--- START ---
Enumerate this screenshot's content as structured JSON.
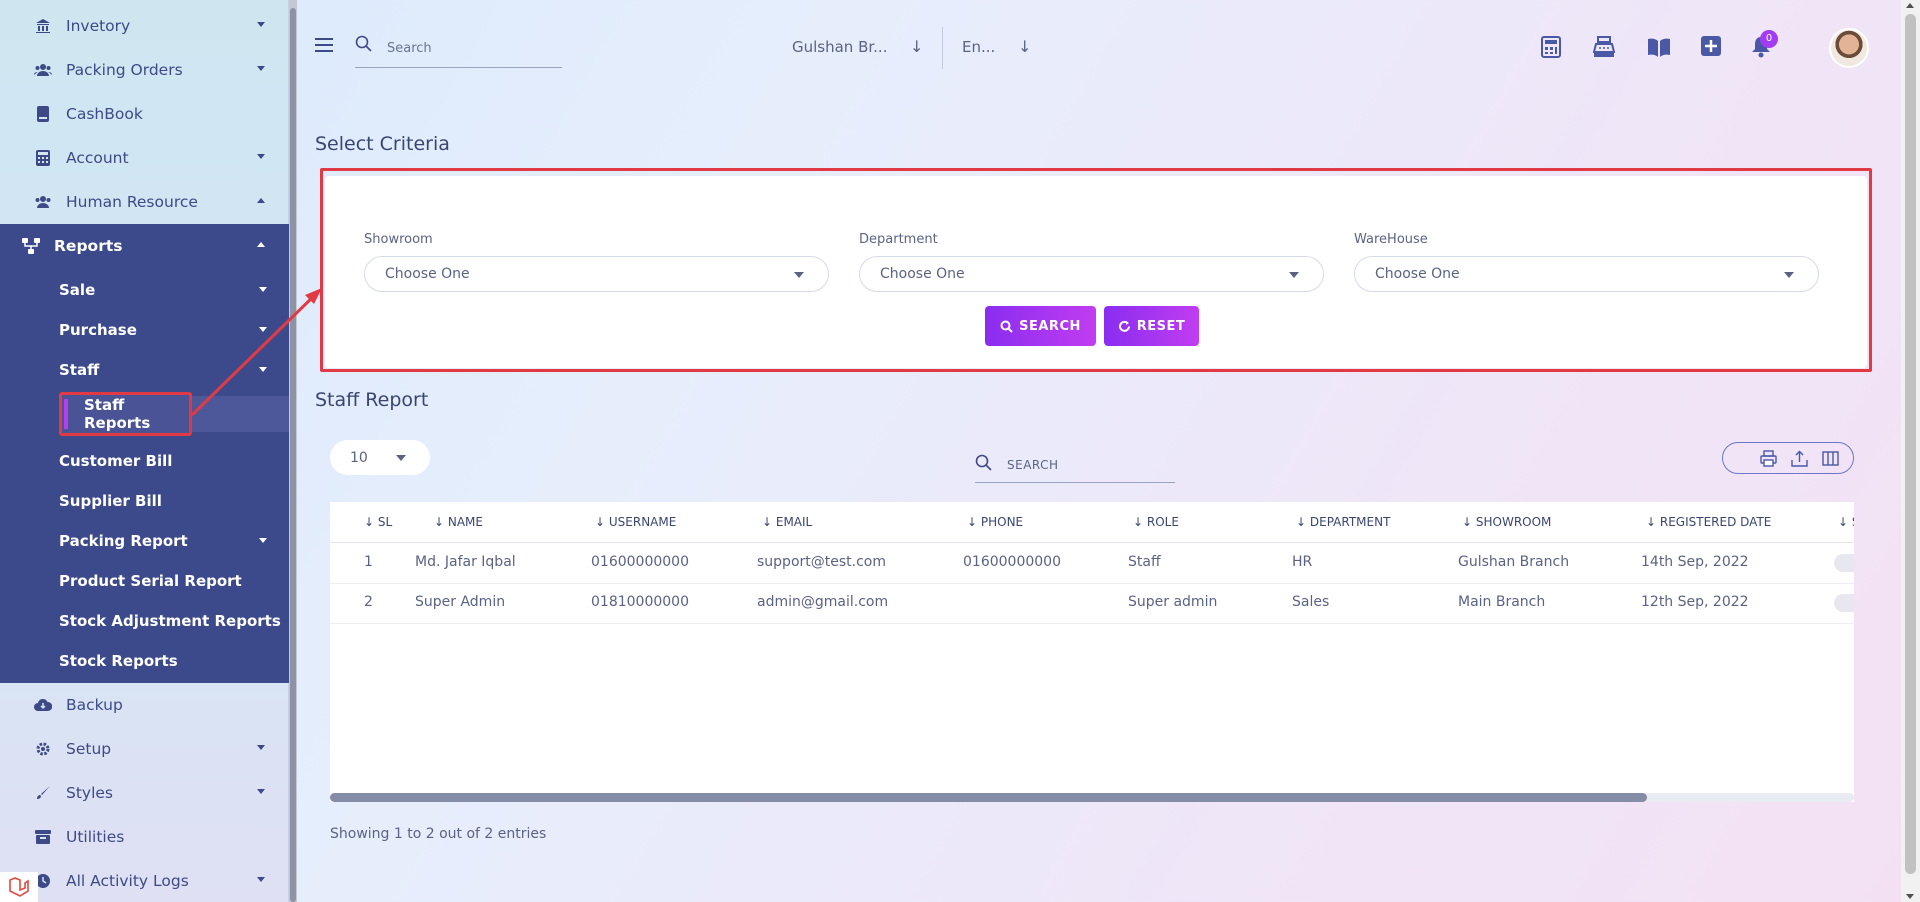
{
  "sidebar": {
    "items": [
      {
        "label": "Invetory",
        "icon": "bank-icon",
        "caret": "down"
      },
      {
        "label": "Packing Orders",
        "icon": "users-icon",
        "caret": "down"
      },
      {
        "label": "CashBook",
        "icon": "book-icon",
        "caret": ""
      },
      {
        "label": "Account",
        "icon": "calculator-icon",
        "caret": "down"
      },
      {
        "label": "Human Resource",
        "icon": "users-icon",
        "caret": "up"
      }
    ],
    "reports": {
      "label": "Reports",
      "icon": "sitemap-icon",
      "sub_items": [
        {
          "label": "Sale",
          "caret": "down"
        },
        {
          "label": "Purchase",
          "caret": "down"
        },
        {
          "label": "Staff",
          "caret": "down"
        },
        {
          "label": "Staff Reports",
          "active": true
        },
        {
          "label": "Customer Bill"
        },
        {
          "label": "Supplier Bill"
        },
        {
          "label": "Packing Report",
          "caret": "down"
        },
        {
          "label": "Product Serial Report"
        },
        {
          "label": "Stock Adjustment Reports"
        },
        {
          "label": "Stock Reports"
        }
      ]
    },
    "bottom_items": [
      {
        "label": "Backup",
        "icon": "cloud-download-icon"
      },
      {
        "label": "Setup",
        "icon": "gear-icon",
        "caret": "down"
      },
      {
        "label": "Styles",
        "icon": "brush-icon",
        "caret": "down"
      },
      {
        "label": "Utilities",
        "icon": "archive-icon"
      },
      {
        "label": "All Activity Logs",
        "icon": "log-icon",
        "caret": "down"
      }
    ]
  },
  "header": {
    "search_placeholder": "Search",
    "branch": "Gulshan Br...",
    "language": "En...",
    "notification_count": "0"
  },
  "criteria": {
    "title": "Select Criteria",
    "fields": [
      {
        "label": "Showroom",
        "value": "Choose One"
      },
      {
        "label": "Department",
        "value": "Choose One"
      },
      {
        "label": "WareHouse",
        "value": "Choose One"
      }
    ],
    "search_button": "SEARCH",
    "reset_button": "RESET"
  },
  "report": {
    "title": "Staff Report",
    "page_size": "10",
    "search_label": "SEARCH",
    "columns": [
      "SL",
      "NAME",
      "USERNAME",
      "EMAIL",
      "PHONE",
      "ROLE",
      "DEPARTMENT",
      "SHOWROOM",
      "REGISTERED DATE",
      "S"
    ],
    "rows": [
      {
        "sl": "1",
        "name": "Md. Jafar Iqbal",
        "username": "01600000000",
        "email": "support@test.com",
        "phone": "01600000000",
        "role": "Staff",
        "department": "HR",
        "showroom": "Gulshan Branch",
        "registered": "14th Sep, 2022"
      },
      {
        "sl": "2",
        "name": "Super Admin",
        "username": "01810000000",
        "email": "admin@gmail.com",
        "phone": "",
        "role": "Super admin",
        "department": "Sales",
        "showroom": "Main Branch",
        "registered": "12th Sep, 2022"
      }
    ],
    "footer": "Showing 1 to 2 out of 2 entries"
  },
  "colors": {
    "sidebar_active": "#3c4a8c",
    "accent": "#a13cf3",
    "highlight": "#e23a44"
  }
}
--- END ---
→ **To do**
Where a line in the material contains "title", copy that line.

→ **Response to the task**
    "title": "Select Criteria",
    "title": "Staff Report",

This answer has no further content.